● What is needed: Set the data down again, exactly as it reads, but without the pictures.

● Dataset rows:
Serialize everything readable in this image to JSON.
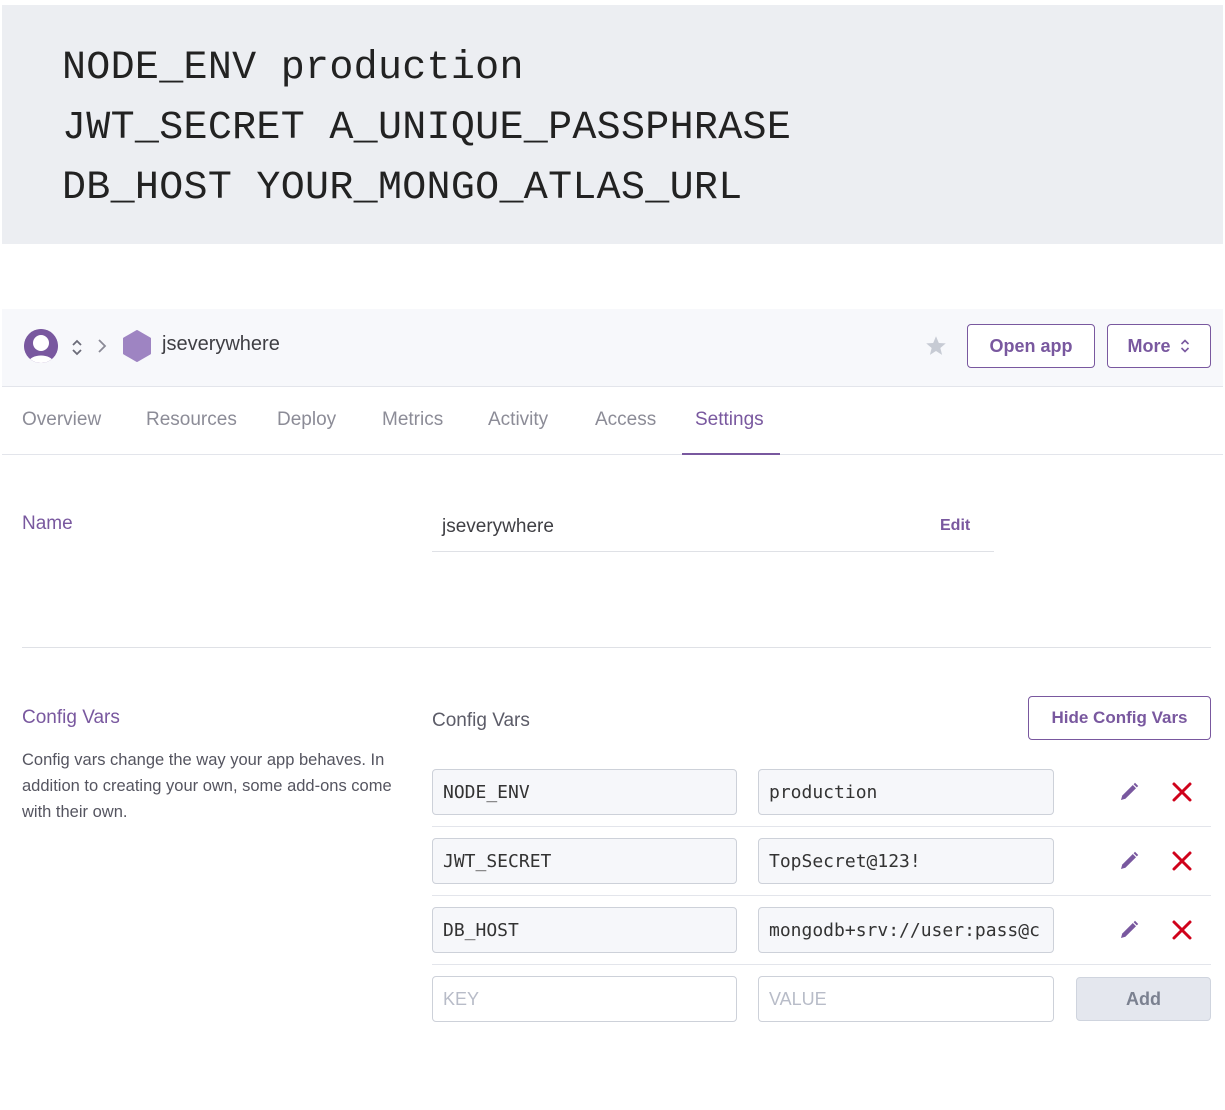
{
  "code_block": {
    "lines": [
      "NODE_ENV production",
      "JWT_SECRET A_UNIQUE_PASSPHRASE",
      "DB_HOST YOUR_MONGO_ATLAS_URL"
    ]
  },
  "header": {
    "app_name": "jseverywhere",
    "open_app_label": "Open app",
    "more_label": "More",
    "icons": [
      "avatar-icon",
      "chevron-updown-icon",
      "chevron-right-icon",
      "hexagon-app-icon",
      "star-icon"
    ]
  },
  "tabs": [
    {
      "label": "Overview"
    },
    {
      "label": "Resources"
    },
    {
      "label": "Deploy"
    },
    {
      "label": "Metrics"
    },
    {
      "label": "Activity"
    },
    {
      "label": "Access"
    },
    {
      "label": "Settings",
      "active": true
    }
  ],
  "name_section": {
    "label": "Name",
    "value": "jseverywhere",
    "edit_label": "Edit"
  },
  "config_vars": {
    "label": "Config Vars",
    "description": "Config vars change the way your app behaves. In addition to creating your own, some add-ons come with their own.",
    "heading": "Config Vars",
    "hide_button_label": "Hide Config Vars",
    "vars": [
      {
        "key": "NODE_ENV",
        "value": "production"
      },
      {
        "key": "JWT_SECRET",
        "value": "TopSecret@123!"
      },
      {
        "key": "DB_HOST",
        "value": "mongodb+srv://user:pass@c"
      }
    ],
    "new_key_placeholder": "KEY",
    "new_value_placeholder": "VALUE",
    "add_label": "Add"
  },
  "colors": {
    "accent": "#79589f",
    "delete": "#d0021b",
    "code_bg": "#eceef2"
  }
}
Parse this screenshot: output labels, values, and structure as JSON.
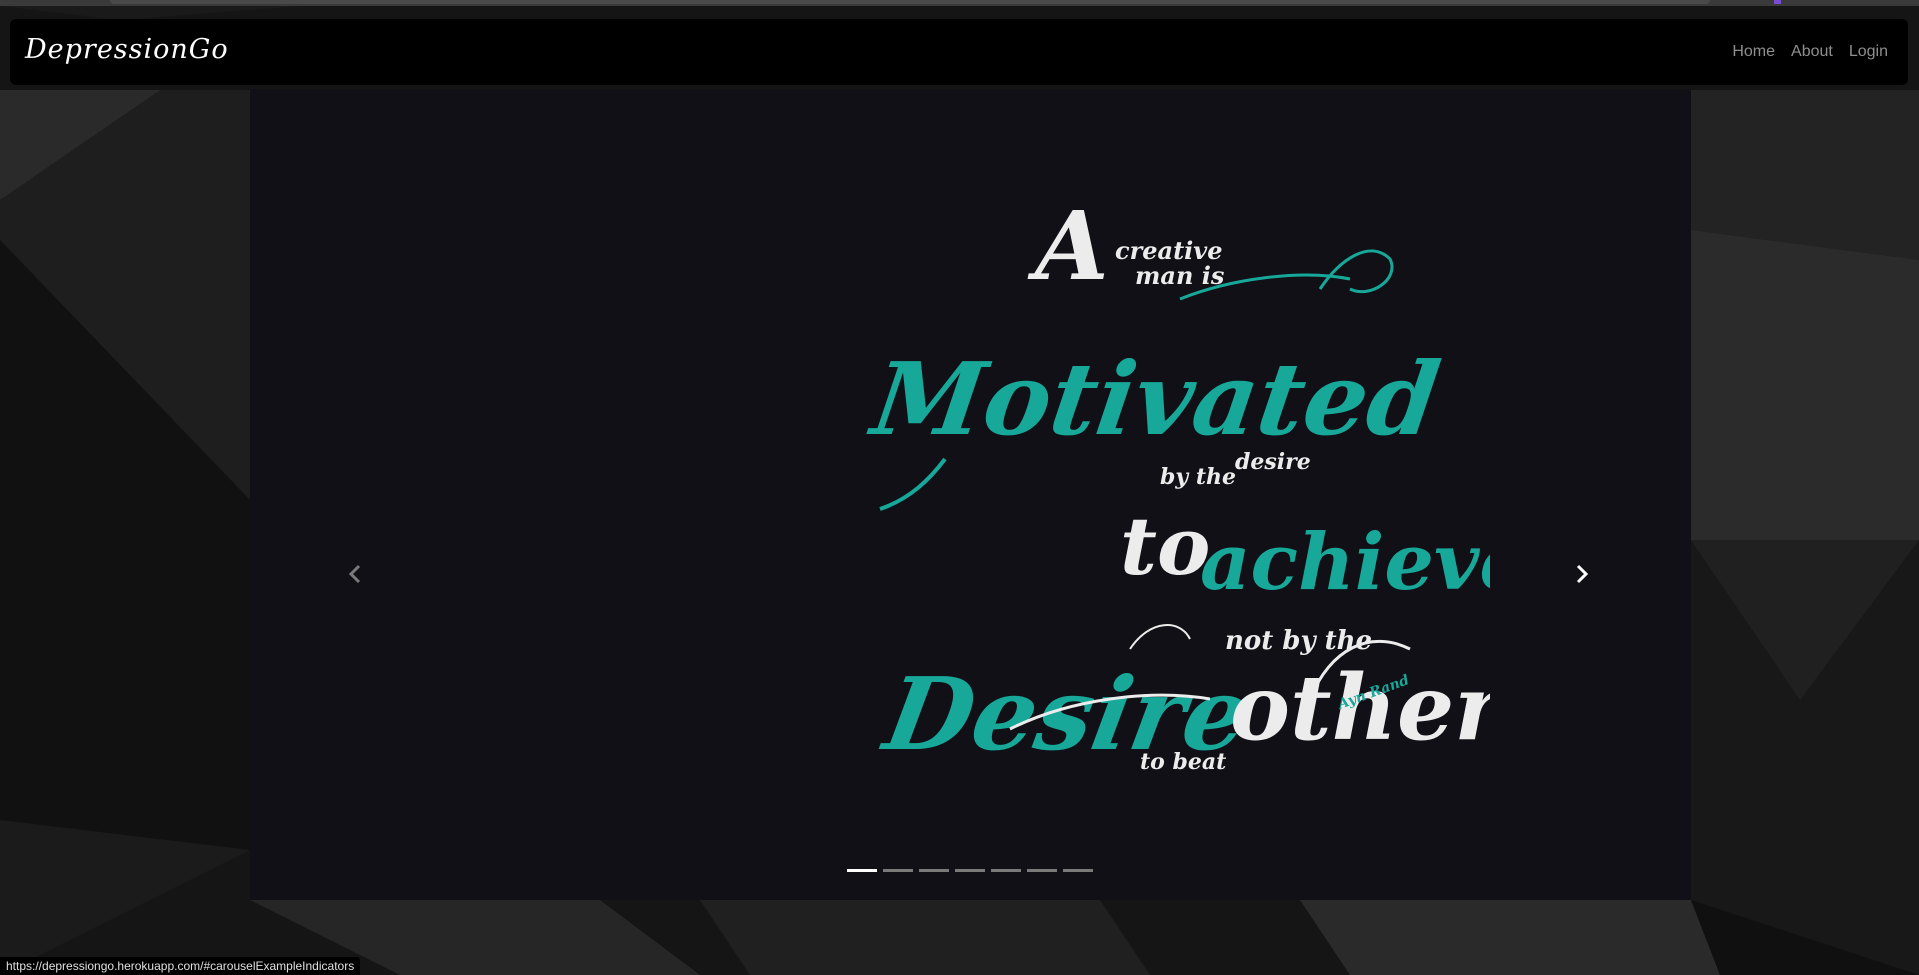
{
  "navbar": {
    "brand": "DepressionGo",
    "links": [
      {
        "label": "Home"
      },
      {
        "label": "About"
      },
      {
        "label": "Login"
      }
    ]
  },
  "carousel": {
    "slide": {
      "quote_lines": [
        "A",
        "creative",
        "man is",
        "Motivated",
        "by the",
        "desire",
        "to",
        "achieve",
        "not by the",
        "Desire",
        "to beat",
        "others"
      ],
      "author": "Ayn Rand"
    },
    "prev_icon": "chevron-left-icon",
    "next_icon": "chevron-right-icon",
    "indicator_count": 7,
    "active_indicator": 1
  },
  "status_bar": {
    "url": "https://depressiongo.herokuapp.com/#carouselExampleIndicators"
  },
  "colors": {
    "teal": "#17a89a",
    "cream": "#ececec",
    "slide_bg": "#101016",
    "navbar_bg": "#000000"
  }
}
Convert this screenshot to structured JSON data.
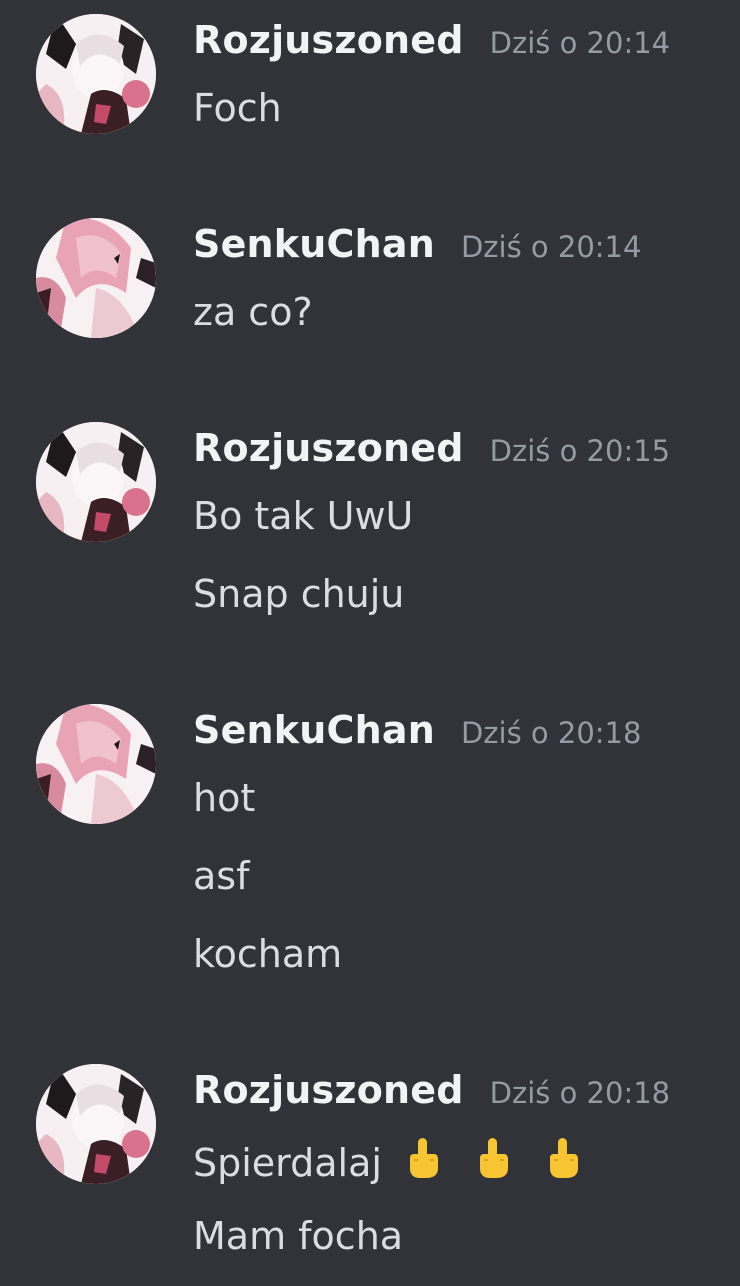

● Exercise response:
Serialize everything readable in this image to JSON.
{
  "code_block": {
    "lines": [
      "NODE_ENV production",
      "JWT_SECRET A_UNIQUE_PASSPHRASE",
      "DB_HOST YOUR_MONGO_ATLAS_URL"
    ]
  },
  "header": {
    "app_name": "jseverywhere",
    "open_app_label": "Open app",
    "more_label": "More",
    "icons": [
      "avatar-icon",
      "chevron-updown-icon",
      "chevron-right-icon",
      "hexagon-app-icon",
      "star-icon"
    ]
  },
  "tabs": [
    {
      "label": "Overview"
    },
    {
      "label": "Resources"
    },
    {
      "label": "Deploy"
    },
    {
      "label": "Metrics"
    },
    {
      "label": "Activity"
    },
    {
      "label": "Access"
    },
    {
      "label": "Settings",
      "active": true
    }
  ],
  "name_section": {
    "label": "Name",
    "value": "jseverywhere",
    "edit_label": "Edit"
  },
  "config_vars": {
    "label": "Config Vars",
    "description": "Config vars change the way your app behaves. In addition to creating your own, some add-ons come with their own.",
    "heading": "Config Vars",
    "hide_button_label": "Hide Config Vars",
    "vars": [
      {
        "key": "NODE_ENV",
        "value": "production"
      },
      {
        "key": "JWT_SECRET",
        "value": "TopSecret@123!"
      },
      {
        "key": "DB_HOST",
        "value": "mongodb+srv://user:pass@c"
      }
    ],
    "new_key_placeholder": "KEY",
    "new_value_placeholder": "VALUE",
    "add_label": "Add"
  },
  "colors": {
    "accent": "#79589f",
    "delete": "#d0021b",
    "code_bg": "#eceef2"
  }
}
Parse this screenshot: output labels, values, and structure as JSON.
{
  "navbar": {
    "brand": "DepressionGo",
    "links": [
      {
        "label": "Home"
      },
      {
        "label": "About"
      },
      {
        "label": "Login"
      }
    ]
  },
  "carousel": {
    "slide": {
      "quote_lines": [
        "A",
        "creative",
        "man is",
        "Motivated",
        "by the",
        "desire",
        "to",
        "achieve",
        "not by the",
        "Desire",
        "to beat",
        "others"
      ],
      "author": "Ayn Rand"
    },
    "prev_icon": "chevron-left-icon",
    "next_icon": "chevron-right-icon",
    "indicator_count": 7,
    "active_indicator": 1
  },
  "status_bar": {
    "url": "https://depressiongo.herokuapp.com/#carouselExampleIndicators"
  },
  "colors": {
    "teal": "#17a89a",
    "cream": "#ececec",
    "slide_bg": "#101016",
    "navbar_bg": "#000000"
  }
}
Convert this screenshot to structured JSON data.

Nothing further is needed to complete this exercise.